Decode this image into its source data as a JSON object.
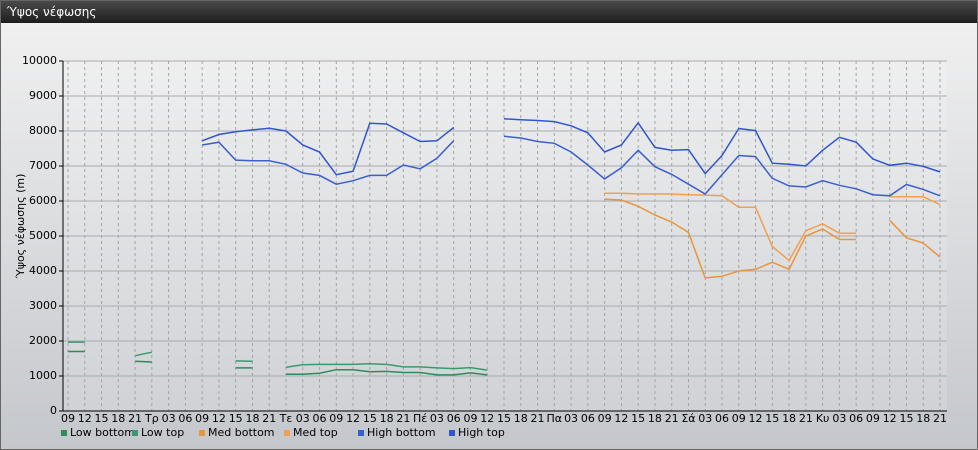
{
  "chart_data": {
    "type": "line",
    "title": "Ύψος νέφωσης",
    "y_label": "Ύψος νέφωσης (m)",
    "categories": [
      "09",
      "12",
      "15",
      "18",
      "21",
      "Τρ",
      "03",
      "06",
      "09",
      "12",
      "15",
      "18",
      "21",
      "Τε",
      "03",
      "06",
      "09",
      "12",
      "15",
      "18",
      "21",
      "Πέ",
      "03",
      "06",
      "09",
      "12",
      "15",
      "18",
      "21",
      "Πα",
      "03",
      "06",
      "09",
      "12",
      "15",
      "18",
      "21",
      "Σά",
      "03",
      "06",
      "09",
      "12",
      "15",
      "18",
      "21",
      "Κυ",
      "03",
      "06",
      "09",
      "12",
      "15",
      "18",
      "21"
    ],
    "ylim": [
      0,
      10000
    ],
    "yticks": [
      0,
      1000,
      2000,
      3000,
      4000,
      5000,
      6000,
      7000,
      8000,
      9000,
      10000
    ],
    "grid": true,
    "series": [
      {
        "name": "Low bottom",
        "color": "#2e8b5a",
        "values": [
          1700,
          1700,
          null,
          null,
          1420,
          1400,
          null,
          null,
          null,
          null,
          1230,
          1230,
          null,
          1050,
          1050,
          1080,
          1180,
          1180,
          1120,
          1130,
          1100,
          1100,
          1030,
          1030,
          1090,
          1030,
          null,
          null,
          null,
          null,
          null,
          null,
          null,
          null,
          null,
          null,
          null,
          null,
          null,
          null,
          null,
          null,
          null,
          null,
          null,
          null,
          null,
          null,
          null,
          null,
          null,
          null,
          null
        ]
      },
      {
        "name": "Low top",
        "color": "#3a9a6c",
        "values": [
          1970,
          1970,
          null,
          null,
          1580,
          1680,
          null,
          null,
          null,
          null,
          1430,
          1420,
          null,
          1250,
          1320,
          1330,
          1330,
          1330,
          1350,
          1330,
          1260,
          1260,
          1230,
          1210,
          1240,
          1170,
          null,
          null,
          null,
          null,
          null,
          null,
          null,
          null,
          null,
          null,
          null,
          null,
          null,
          null,
          null,
          null,
          null,
          null,
          null,
          null,
          null,
          null,
          null,
          null,
          null,
          null,
          null
        ]
      },
      {
        "name": "Med bottom",
        "color": "#e8953c",
        "values": [
          null,
          null,
          null,
          null,
          null,
          null,
          null,
          null,
          null,
          null,
          null,
          null,
          null,
          null,
          null,
          null,
          null,
          null,
          null,
          null,
          null,
          null,
          null,
          null,
          null,
          null,
          null,
          null,
          null,
          null,
          null,
          null,
          6050,
          6030,
          5850,
          5600,
          5400,
          5100,
          3800,
          3850,
          4000,
          4050,
          4250,
          4050,
          5000,
          5200,
          4900,
          4900,
          null,
          5450,
          4950,
          4800,
          4400
        ]
      },
      {
        "name": "Med top",
        "color": "#f0a050",
        "values": [
          null,
          null,
          null,
          null,
          null,
          null,
          null,
          null,
          null,
          null,
          null,
          null,
          null,
          null,
          null,
          null,
          null,
          null,
          null,
          null,
          null,
          null,
          null,
          null,
          null,
          null,
          null,
          null,
          null,
          null,
          null,
          null,
          6220,
          6220,
          6200,
          6200,
          6200,
          6180,
          6170,
          6150,
          5820,
          5820,
          4700,
          4300,
          5150,
          5350,
          5080,
          5080,
          null,
          6120,
          6120,
          6120,
          5900
        ]
      },
      {
        "name": "High bottom",
        "color": "#3a5fcd",
        "values": [
          null,
          null,
          null,
          null,
          null,
          null,
          null,
          null,
          7600,
          7680,
          7170,
          7150,
          7150,
          7050,
          6800,
          6730,
          6480,
          6580,
          6730,
          6730,
          7030,
          6920,
          7220,
          7720,
          null,
          null,
          7850,
          7800,
          7700,
          7650,
          7400,
          7030,
          6630,
          6950,
          7450,
          6980,
          6760,
          6480,
          6200,
          6750,
          7300,
          7270,
          6650,
          6430,
          6400,
          6580,
          6450,
          6350,
          6180,
          6150,
          6470,
          6330,
          6150
        ]
      },
      {
        "name": "High top",
        "color": "#2f55d0",
        "values": [
          null,
          null,
          null,
          null,
          null,
          null,
          null,
          null,
          7720,
          7900,
          7980,
          8030,
          8080,
          8000,
          7600,
          7400,
          6750,
          6850,
          8220,
          8200,
          7950,
          7700,
          7720,
          8100,
          null,
          null,
          8350,
          8320,
          8300,
          8270,
          8150,
          7950,
          7400,
          7600,
          8230,
          7530,
          7450,
          7470,
          6780,
          7300,
          8070,
          8010,
          7080,
          7050,
          7000,
          7450,
          7820,
          7680,
          7200,
          7020,
          7080,
          6990,
          6830
        ]
      }
    ]
  }
}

Required work = Reproduce every entry exactly, but omit each picture.

Completed exercise =
Decode this image into its source data as a JSON object.
{
  "chart_data": {
    "type": "line",
    "title": "Ύψος νέφωσης",
    "y_label": "Ύψος νέφωσης (m)",
    "categories": [
      "09",
      "12",
      "15",
      "18",
      "21",
      "Τρ",
      "03",
      "06",
      "09",
      "12",
      "15",
      "18",
      "21",
      "Τε",
      "03",
      "06",
      "09",
      "12",
      "15",
      "18",
      "21",
      "Πέ",
      "03",
      "06",
      "09",
      "12",
      "15",
      "18",
      "21",
      "Πα",
      "03",
      "06",
      "09",
      "12",
      "15",
      "18",
      "21",
      "Σά",
      "03",
      "06",
      "09",
      "12",
      "15",
      "18",
      "21",
      "Κυ",
      "03",
      "06",
      "09",
      "12",
      "15",
      "18",
      "21"
    ],
    "ylim": [
      0,
      10000
    ],
    "yticks": [
      0,
      1000,
      2000,
      3000,
      4000,
      5000,
      6000,
      7000,
      8000,
      9000,
      10000
    ],
    "grid": true,
    "series": [
      {
        "name": "Low bottom",
        "color": "#2e8b5a",
        "values": [
          1700,
          1700,
          null,
          null,
          1420,
          1400,
          null,
          null,
          null,
          null,
          1230,
          1230,
          null,
          1050,
          1050,
          1080,
          1180,
          1180,
          1120,
          1130,
          1100,
          1100,
          1030,
          1030,
          1090,
          1030,
          null,
          null,
          null,
          null,
          null,
          null,
          null,
          null,
          null,
          null,
          null,
          null,
          null,
          null,
          null,
          null,
          null,
          null,
          null,
          null,
          null,
          null,
          null,
          null,
          null,
          null,
          null
        ]
      },
      {
        "name": "Low top",
        "color": "#3a9a6c",
        "values": [
          1970,
          1970,
          null,
          null,
          1580,
          1680,
          null,
          null,
          null,
          null,
          1430,
          1420,
          null,
          1250,
          1320,
          1330,
          1330,
          1330,
          1350,
          1330,
          1260,
          1260,
          1230,
          1210,
          1240,
          1170,
          null,
          null,
          null,
          null,
          null,
          null,
          null,
          null,
          null,
          null,
          null,
          null,
          null,
          null,
          null,
          null,
          null,
          null,
          null,
          null,
          null,
          null,
          null,
          null,
          null,
          null,
          null
        ]
      },
      {
        "name": "Med bottom",
        "color": "#e8953c",
        "values": [
          null,
          null,
          null,
          null,
          null,
          null,
          null,
          null,
          null,
          null,
          null,
          null,
          null,
          null,
          null,
          null,
          null,
          null,
          null,
          null,
          null,
          null,
          null,
          null,
          null,
          null,
          null,
          null,
          null,
          null,
          null,
          null,
          6050,
          6030,
          5850,
          5600,
          5400,
          5100,
          3800,
          3850,
          4000,
          4050,
          4250,
          4050,
          5000,
          5200,
          4900,
          4900,
          null,
          5450,
          4950,
          4800,
          4400
        ]
      },
      {
        "name": "Med top",
        "color": "#f0a050",
        "values": [
          null,
          null,
          null,
          null,
          null,
          null,
          null,
          null,
          null,
          null,
          null,
          null,
          null,
          null,
          null,
          null,
          null,
          null,
          null,
          null,
          null,
          null,
          null,
          null,
          null,
          null,
          null,
          null,
          null,
          null,
          null,
          null,
          6220,
          6220,
          6200,
          6200,
          6200,
          6180,
          6170,
          6150,
          5820,
          5820,
          4700,
          4300,
          5150,
          5350,
          5080,
          5080,
          null,
          6120,
          6120,
          6120,
          5900
        ]
      },
      {
        "name": "High bottom",
        "color": "#3a5fcd",
        "values": [
          null,
          null,
          null,
          null,
          null,
          null,
          null,
          null,
          7600,
          7680,
          7170,
          7150,
          7150,
          7050,
          6800,
          6730,
          6480,
          6580,
          6730,
          6730,
          7030,
          6920,
          7220,
          7720,
          null,
          null,
          7850,
          7800,
          7700,
          7650,
          7400,
          7030,
          6630,
          6950,
          7450,
          6980,
          6760,
          6480,
          6200,
          6750,
          7300,
          7270,
          6650,
          6430,
          6400,
          6580,
          6450,
          6350,
          6180,
          6150,
          6470,
          6330,
          6150
        ]
      },
      {
        "name": "High top",
        "color": "#2f55d0",
        "values": [
          null,
          null,
          null,
          null,
          null,
          null,
          null,
          null,
          7720,
          7900,
          7980,
          8030,
          8080,
          8000,
          7600,
          7400,
          6750,
          6850,
          8220,
          8200,
          7950,
          7700,
          7720,
          8100,
          null,
          null,
          8350,
          8320,
          8300,
          8270,
          8150,
          7950,
          7400,
          7600,
          8230,
          7530,
          7450,
          7470,
          6780,
          7300,
          8070,
          8010,
          7080,
          7050,
          7000,
          7450,
          7820,
          7680,
          7200,
          7020,
          7080,
          6990,
          6830
        ]
      }
    ]
  }
}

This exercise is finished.